===== DATA EXTRACT =====

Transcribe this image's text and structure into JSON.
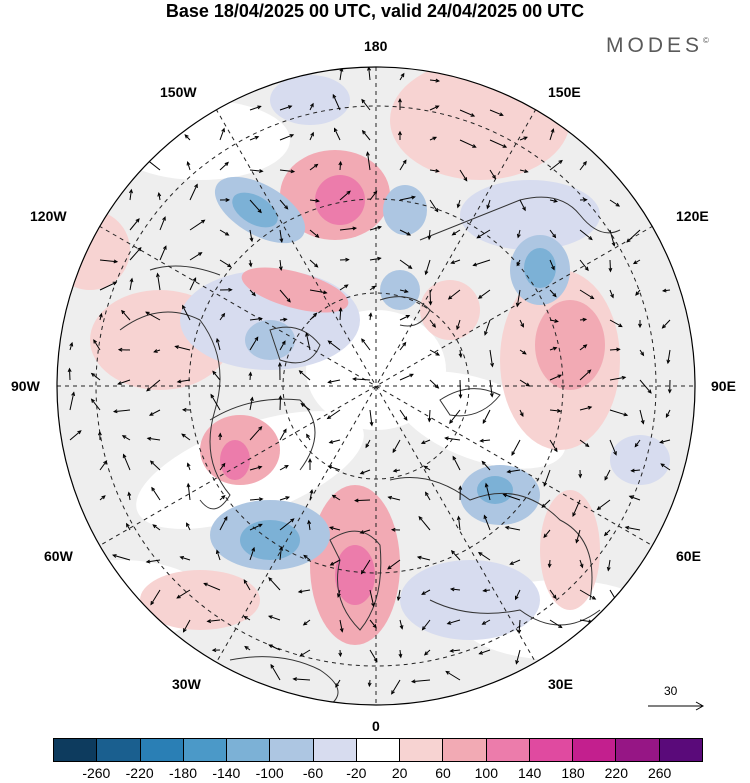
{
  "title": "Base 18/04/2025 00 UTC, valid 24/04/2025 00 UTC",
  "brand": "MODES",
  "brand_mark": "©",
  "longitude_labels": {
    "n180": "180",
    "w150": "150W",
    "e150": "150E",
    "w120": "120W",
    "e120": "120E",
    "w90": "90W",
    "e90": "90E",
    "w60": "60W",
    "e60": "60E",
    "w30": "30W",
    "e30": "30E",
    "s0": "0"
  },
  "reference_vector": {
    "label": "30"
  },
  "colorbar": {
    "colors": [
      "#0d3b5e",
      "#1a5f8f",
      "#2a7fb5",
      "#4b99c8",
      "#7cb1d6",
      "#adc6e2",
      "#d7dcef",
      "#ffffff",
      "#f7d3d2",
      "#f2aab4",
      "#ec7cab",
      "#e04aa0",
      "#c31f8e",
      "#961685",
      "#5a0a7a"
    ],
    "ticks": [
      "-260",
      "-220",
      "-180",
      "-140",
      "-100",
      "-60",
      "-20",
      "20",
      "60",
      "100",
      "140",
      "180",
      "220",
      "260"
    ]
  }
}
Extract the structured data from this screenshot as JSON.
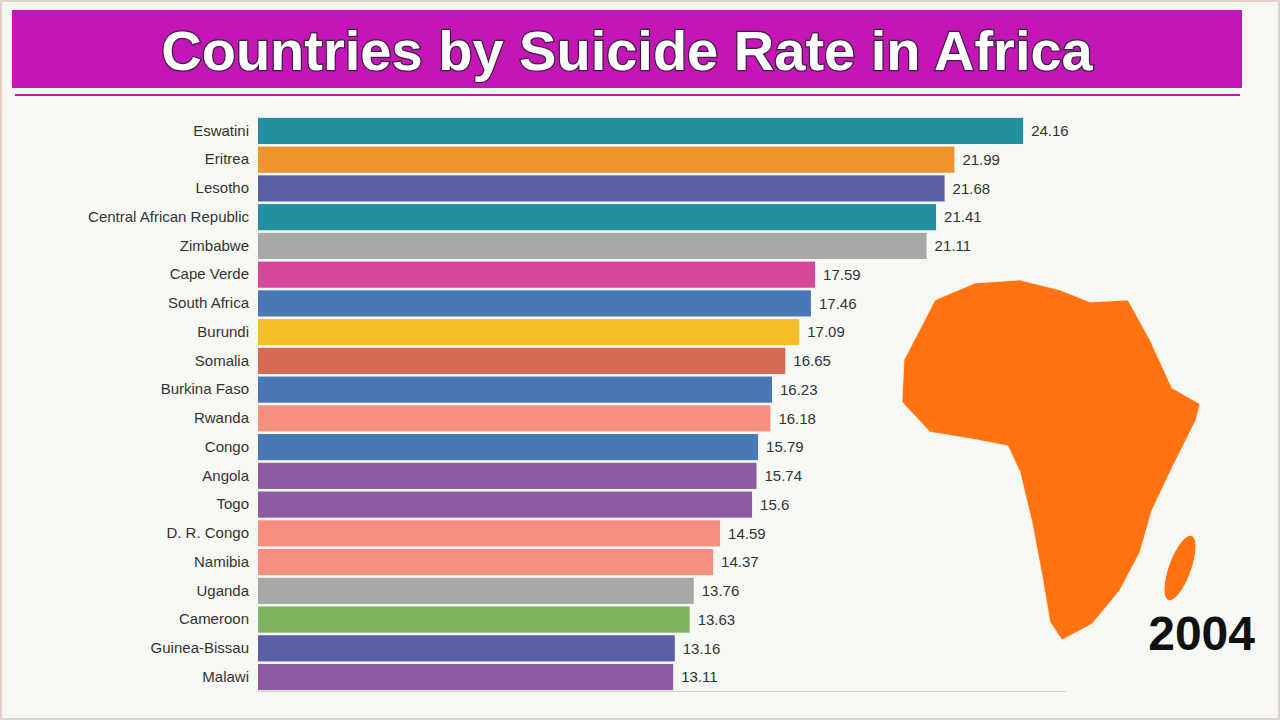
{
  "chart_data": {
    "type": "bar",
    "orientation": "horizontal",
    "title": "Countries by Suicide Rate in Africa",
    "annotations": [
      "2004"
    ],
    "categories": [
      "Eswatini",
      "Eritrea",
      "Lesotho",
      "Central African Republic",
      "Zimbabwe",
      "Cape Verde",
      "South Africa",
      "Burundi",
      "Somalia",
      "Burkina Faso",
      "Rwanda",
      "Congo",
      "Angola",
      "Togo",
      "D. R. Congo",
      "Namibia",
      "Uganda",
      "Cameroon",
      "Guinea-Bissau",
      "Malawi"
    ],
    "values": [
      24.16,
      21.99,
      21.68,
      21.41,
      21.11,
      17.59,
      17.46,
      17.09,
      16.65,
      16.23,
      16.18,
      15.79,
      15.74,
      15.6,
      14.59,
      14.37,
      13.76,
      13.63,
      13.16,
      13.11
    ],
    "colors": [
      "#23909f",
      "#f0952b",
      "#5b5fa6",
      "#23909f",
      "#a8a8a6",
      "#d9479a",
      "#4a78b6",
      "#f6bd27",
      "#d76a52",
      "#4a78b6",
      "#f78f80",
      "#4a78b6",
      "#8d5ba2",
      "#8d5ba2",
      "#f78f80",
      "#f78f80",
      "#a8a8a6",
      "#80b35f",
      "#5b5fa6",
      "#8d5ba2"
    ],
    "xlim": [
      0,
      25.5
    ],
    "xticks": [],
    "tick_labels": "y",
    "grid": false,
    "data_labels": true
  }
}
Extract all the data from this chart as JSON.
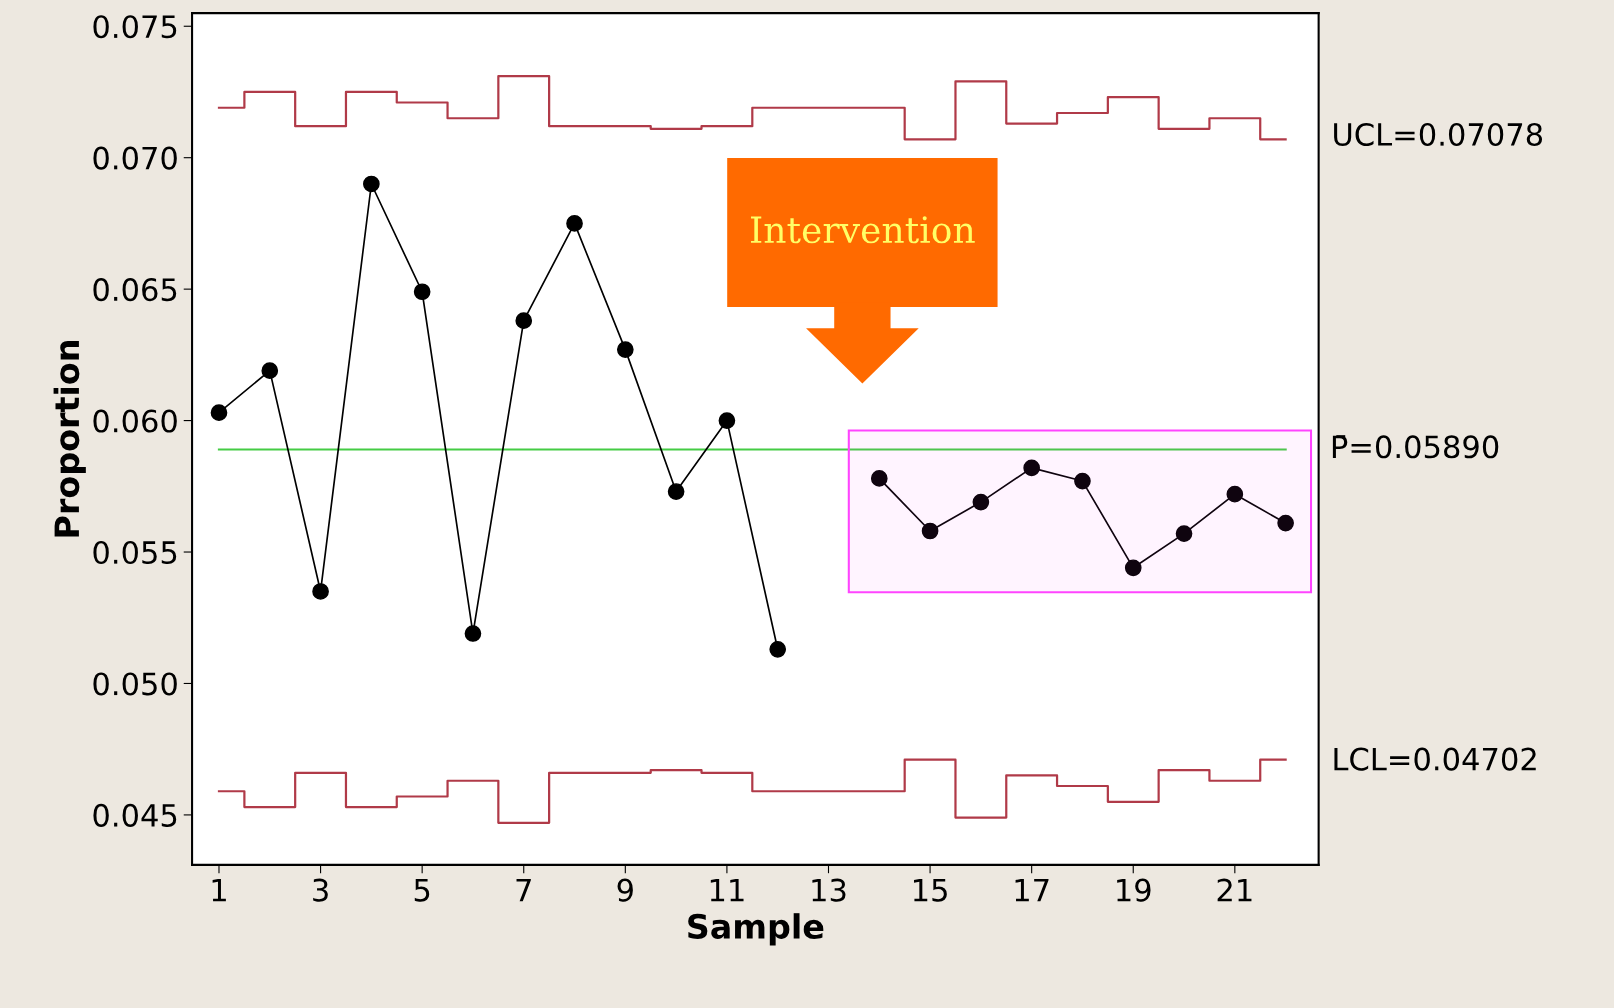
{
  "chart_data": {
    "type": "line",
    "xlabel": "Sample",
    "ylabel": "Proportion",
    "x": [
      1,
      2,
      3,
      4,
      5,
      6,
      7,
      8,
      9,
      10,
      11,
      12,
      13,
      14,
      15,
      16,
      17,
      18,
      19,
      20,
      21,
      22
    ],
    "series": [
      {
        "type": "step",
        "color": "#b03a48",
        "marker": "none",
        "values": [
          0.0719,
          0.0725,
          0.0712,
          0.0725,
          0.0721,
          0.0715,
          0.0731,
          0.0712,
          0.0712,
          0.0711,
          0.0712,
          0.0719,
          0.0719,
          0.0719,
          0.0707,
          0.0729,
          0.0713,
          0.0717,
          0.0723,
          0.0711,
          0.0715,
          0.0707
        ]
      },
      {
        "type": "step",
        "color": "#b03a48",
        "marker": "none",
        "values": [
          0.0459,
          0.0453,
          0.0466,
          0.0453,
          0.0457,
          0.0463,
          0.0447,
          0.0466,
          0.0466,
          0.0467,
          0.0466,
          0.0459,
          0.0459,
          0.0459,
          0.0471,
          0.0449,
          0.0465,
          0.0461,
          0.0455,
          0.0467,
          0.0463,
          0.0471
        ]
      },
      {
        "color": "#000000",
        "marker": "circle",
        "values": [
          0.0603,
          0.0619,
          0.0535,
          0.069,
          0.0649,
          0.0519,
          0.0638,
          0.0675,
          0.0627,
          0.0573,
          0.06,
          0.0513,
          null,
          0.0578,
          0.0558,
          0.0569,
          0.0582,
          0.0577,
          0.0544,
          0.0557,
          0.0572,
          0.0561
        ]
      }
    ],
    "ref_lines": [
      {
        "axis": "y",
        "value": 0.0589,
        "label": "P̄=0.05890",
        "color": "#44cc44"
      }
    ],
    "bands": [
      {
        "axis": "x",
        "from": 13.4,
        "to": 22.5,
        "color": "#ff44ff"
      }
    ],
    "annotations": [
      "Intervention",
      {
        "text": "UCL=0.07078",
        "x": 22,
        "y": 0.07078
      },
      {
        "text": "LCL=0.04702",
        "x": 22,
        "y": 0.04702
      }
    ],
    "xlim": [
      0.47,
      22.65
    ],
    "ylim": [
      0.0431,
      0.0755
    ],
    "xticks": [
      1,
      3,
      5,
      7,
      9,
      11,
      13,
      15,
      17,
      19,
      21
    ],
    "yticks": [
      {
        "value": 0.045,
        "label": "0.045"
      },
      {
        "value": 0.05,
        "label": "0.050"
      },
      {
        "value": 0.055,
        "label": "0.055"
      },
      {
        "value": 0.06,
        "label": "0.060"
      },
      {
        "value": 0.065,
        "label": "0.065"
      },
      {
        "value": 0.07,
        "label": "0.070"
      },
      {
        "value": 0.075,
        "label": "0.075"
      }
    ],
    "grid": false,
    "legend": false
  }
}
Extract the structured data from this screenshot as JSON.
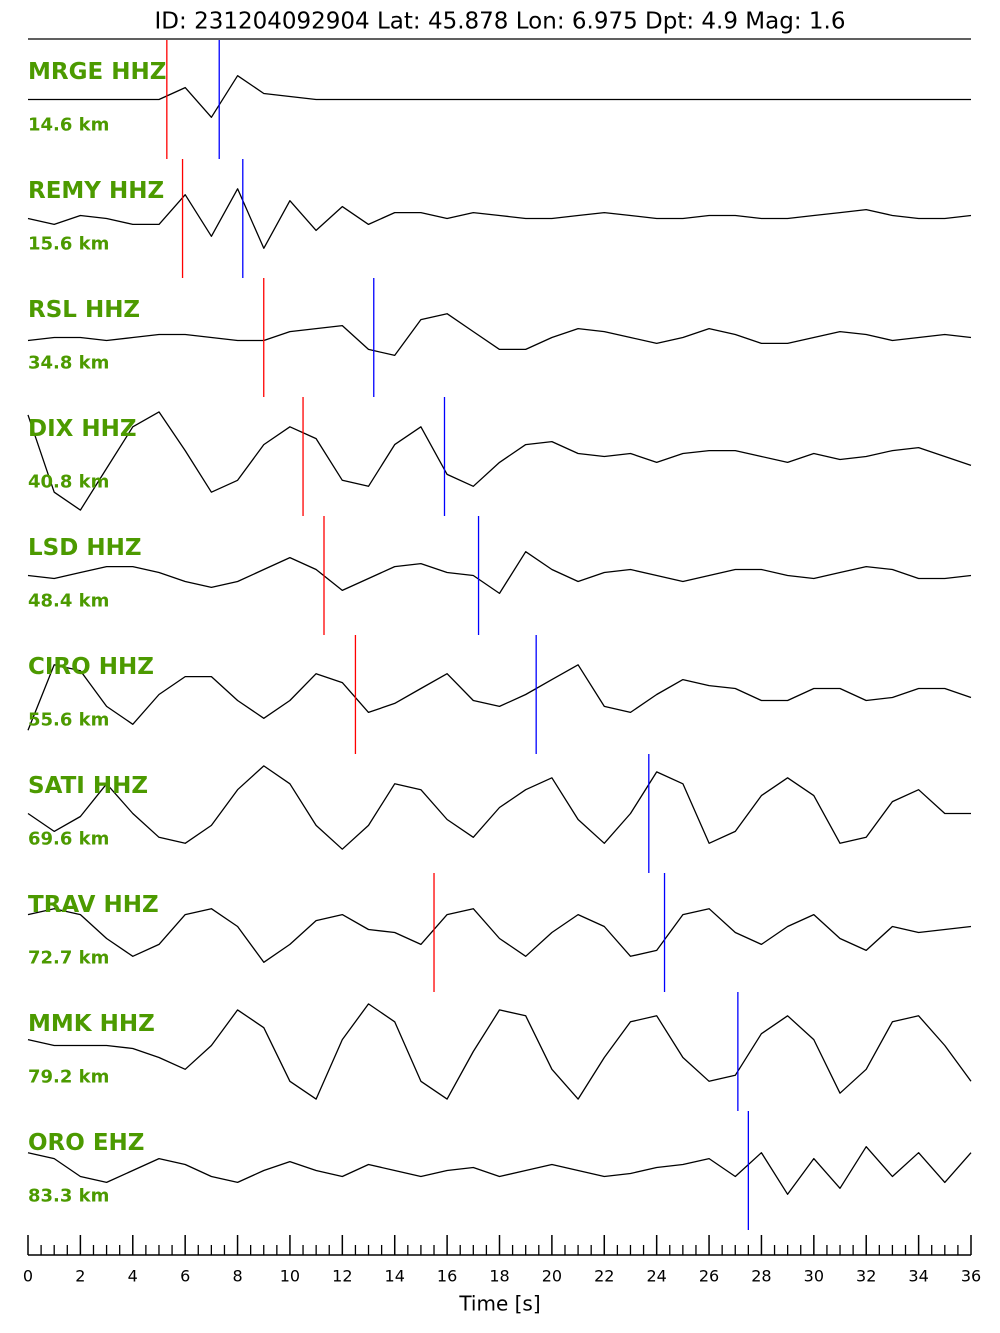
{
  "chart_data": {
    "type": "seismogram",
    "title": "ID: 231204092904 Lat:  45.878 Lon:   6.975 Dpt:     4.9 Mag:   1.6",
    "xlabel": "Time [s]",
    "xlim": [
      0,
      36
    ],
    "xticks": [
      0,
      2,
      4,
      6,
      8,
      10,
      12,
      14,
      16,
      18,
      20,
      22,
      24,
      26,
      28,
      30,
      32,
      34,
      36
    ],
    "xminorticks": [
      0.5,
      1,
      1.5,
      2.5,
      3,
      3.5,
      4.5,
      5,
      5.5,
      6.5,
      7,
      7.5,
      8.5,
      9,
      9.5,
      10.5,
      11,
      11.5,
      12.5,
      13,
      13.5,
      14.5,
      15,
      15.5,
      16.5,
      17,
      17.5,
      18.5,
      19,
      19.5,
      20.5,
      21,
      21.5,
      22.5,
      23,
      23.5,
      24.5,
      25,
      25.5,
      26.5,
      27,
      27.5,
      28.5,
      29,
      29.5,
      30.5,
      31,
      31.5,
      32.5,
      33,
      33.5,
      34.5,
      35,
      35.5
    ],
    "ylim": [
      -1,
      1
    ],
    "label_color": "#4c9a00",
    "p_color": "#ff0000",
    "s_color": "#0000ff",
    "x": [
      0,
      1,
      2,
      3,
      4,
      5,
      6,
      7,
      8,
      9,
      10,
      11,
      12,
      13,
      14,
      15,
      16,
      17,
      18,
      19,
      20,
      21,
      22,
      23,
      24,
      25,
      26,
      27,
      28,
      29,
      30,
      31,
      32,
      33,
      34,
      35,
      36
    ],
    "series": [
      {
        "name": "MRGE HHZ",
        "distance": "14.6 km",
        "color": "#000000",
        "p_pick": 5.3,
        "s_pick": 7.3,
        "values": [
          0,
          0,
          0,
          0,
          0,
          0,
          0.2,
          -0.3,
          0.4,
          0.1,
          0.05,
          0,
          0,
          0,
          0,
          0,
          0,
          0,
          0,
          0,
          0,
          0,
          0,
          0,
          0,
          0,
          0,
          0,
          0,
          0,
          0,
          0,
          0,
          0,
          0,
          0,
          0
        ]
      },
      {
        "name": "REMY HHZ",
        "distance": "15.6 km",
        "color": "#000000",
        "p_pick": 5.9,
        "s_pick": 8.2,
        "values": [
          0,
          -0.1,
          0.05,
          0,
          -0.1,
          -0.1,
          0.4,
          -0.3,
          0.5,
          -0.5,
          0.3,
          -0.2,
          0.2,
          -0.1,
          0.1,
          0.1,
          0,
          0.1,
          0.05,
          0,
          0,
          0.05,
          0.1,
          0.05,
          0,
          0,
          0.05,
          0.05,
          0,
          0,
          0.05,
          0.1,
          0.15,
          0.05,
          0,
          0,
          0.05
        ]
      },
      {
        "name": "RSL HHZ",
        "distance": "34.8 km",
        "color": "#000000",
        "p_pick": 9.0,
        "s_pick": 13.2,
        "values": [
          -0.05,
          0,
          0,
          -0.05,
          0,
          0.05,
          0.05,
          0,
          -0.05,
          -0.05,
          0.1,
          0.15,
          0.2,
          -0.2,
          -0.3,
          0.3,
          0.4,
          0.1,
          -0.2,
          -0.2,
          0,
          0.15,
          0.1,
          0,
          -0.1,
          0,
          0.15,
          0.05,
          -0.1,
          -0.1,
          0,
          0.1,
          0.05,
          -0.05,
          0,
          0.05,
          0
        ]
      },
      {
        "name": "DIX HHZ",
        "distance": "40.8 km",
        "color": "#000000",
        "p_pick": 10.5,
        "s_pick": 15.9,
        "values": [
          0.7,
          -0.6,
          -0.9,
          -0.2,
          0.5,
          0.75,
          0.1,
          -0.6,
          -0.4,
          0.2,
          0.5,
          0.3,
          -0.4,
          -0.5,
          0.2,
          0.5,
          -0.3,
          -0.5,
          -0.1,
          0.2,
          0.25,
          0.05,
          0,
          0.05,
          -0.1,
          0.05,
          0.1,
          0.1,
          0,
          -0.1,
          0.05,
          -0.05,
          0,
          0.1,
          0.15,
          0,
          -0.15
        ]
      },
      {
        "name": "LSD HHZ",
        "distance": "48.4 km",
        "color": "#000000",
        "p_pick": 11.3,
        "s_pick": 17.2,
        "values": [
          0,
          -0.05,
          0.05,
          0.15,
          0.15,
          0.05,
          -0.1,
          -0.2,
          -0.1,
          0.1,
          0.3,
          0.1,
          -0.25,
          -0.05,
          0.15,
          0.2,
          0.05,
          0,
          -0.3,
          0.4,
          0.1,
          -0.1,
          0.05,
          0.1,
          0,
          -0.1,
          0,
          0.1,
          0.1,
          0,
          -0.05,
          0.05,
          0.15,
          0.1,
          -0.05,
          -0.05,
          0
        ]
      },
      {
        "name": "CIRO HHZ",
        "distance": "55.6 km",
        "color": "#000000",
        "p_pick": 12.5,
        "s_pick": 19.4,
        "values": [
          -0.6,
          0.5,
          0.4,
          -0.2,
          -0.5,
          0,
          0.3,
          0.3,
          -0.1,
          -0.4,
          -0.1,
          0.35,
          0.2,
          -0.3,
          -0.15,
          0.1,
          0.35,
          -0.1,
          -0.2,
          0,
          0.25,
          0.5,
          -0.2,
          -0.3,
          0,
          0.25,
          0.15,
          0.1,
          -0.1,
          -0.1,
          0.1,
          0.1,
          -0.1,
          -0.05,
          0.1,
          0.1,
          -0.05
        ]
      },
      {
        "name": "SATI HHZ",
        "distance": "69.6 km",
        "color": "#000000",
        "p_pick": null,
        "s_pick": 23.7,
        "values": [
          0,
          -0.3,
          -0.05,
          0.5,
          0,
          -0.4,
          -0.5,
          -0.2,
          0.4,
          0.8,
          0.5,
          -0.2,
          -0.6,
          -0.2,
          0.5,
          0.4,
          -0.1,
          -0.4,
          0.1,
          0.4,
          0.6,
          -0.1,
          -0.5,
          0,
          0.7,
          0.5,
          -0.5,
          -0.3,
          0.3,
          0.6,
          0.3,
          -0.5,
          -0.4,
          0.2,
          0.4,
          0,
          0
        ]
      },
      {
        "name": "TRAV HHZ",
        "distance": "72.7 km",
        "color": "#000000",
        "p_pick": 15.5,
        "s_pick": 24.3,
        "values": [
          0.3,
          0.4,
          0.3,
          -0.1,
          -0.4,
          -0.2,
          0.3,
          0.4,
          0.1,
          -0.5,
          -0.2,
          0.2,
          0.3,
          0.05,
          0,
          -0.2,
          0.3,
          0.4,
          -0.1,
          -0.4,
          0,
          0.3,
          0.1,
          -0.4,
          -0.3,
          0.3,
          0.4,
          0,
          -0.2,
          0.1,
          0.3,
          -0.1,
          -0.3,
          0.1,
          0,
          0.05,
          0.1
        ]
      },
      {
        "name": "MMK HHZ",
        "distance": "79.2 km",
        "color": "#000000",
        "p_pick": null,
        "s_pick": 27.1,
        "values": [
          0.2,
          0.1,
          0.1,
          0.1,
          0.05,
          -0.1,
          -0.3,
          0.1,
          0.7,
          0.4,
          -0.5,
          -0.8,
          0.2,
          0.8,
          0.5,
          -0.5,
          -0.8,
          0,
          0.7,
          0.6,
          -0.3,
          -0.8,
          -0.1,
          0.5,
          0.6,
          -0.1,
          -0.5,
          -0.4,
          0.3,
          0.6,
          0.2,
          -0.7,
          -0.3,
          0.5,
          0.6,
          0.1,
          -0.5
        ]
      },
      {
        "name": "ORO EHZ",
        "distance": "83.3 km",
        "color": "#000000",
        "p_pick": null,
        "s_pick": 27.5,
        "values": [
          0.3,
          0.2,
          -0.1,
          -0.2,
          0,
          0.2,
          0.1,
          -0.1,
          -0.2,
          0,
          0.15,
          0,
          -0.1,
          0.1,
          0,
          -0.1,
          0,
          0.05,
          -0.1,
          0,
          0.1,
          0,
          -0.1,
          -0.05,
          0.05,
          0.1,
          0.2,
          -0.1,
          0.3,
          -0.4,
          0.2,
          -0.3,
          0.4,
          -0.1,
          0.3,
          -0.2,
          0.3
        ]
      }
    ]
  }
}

=====

WHAT THE TASK ASKS. In the entries above, identify every line with the word "this". Copy those lines.

PROBLEM SOLUTION.
Transcribe this image's text and structure into JSON.
Extract the structured data from this screenshot as JSON.
Extract all the data from this chart as JSON.
Extract the structured data from this screenshot as JSON.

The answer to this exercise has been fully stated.